§ **Given task**: Transcribe the material in full, exactly as written.
· · ·
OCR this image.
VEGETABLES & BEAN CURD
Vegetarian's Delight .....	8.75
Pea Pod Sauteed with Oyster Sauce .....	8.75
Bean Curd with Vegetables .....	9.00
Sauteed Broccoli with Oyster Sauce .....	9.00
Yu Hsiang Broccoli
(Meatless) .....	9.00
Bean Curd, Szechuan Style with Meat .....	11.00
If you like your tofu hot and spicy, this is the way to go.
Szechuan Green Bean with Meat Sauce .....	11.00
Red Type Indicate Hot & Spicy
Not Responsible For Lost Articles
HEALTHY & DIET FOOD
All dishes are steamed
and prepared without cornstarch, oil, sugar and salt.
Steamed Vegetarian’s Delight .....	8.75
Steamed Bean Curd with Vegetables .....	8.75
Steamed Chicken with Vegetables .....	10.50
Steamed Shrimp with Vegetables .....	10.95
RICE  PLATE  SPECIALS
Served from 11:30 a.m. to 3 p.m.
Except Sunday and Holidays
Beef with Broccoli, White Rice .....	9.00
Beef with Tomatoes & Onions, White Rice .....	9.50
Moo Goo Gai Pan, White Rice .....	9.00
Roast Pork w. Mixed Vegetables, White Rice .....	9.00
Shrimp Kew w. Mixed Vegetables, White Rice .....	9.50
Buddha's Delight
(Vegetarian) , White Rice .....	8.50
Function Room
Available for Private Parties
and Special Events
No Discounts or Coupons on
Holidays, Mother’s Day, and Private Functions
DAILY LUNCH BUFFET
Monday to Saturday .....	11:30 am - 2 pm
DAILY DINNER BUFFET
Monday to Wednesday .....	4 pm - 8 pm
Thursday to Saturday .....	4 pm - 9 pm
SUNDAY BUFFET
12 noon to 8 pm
· · ·
§ **Solution for this task**:
OCR this image.
VEGETABLES & BEAN CURD
Vegetarian's Delight .....	8.75
Pea Pod Sauteed with Oyster Sauce .....	8.75
Bean Curd with Vegetables .....	9.00
Sauteed Broccoli with Oyster Sauce .....	9.00
Yu Hsiang Broccoli
(Meatless) .....	9.00
Bean Curd, Szechuan Style with Meat .....	11.00
If you like your tofu hot and spicy, this is the way to go.
Szechuan Green Bean with Meat Sauce .....	11.00
Red Type Indicate Hot & Spicy
Not Responsible For Lost Articles
HEALTHY & DIET FOOD
All dishes are steamed
and prepared without cornstarch, oil, sugar and salt.
Steamed Vegetarian’s Delight .....	8.75
Steamed Bean Curd with Vegetables .....	8.75
Steamed Chicken with Vegetables .....	10.50
Steamed Shrimp with Vegetables .....	10.95
RICE  PLATE  SPECIALS
Served from 11:30 a.m. to 3 p.m.
Except Sunday and Holidays
Beef with Broccoli, White Rice .....	9.00
Beef with Tomatoes & Onions, White Rice .....	9.50
Moo Goo Gai Pan, White Rice .....	9.00
Roast Pork w. Mixed Vegetables, White Rice .....	9.00
Shrimp Kew w. Mixed Vegetables, White Rice .....	9.50
Buddha's Delight
(Vegetarian) , White Rice .....	8.50
Function Room
Available for Private Parties
and Special Events
No Discounts or Coupons on
Holidays, Mother’s Day, and Private Functions
DAILY LUNCH BUFFET
Monday to Saturday .....	11:30 am - 2 pm
DAILY DINNER BUFFET
Monday to Wednesday .....	4 pm - 8 pm
Thursday to Saturday .....	4 pm - 9 pm
SUNDAY BUFFET
12 noon to 8 pm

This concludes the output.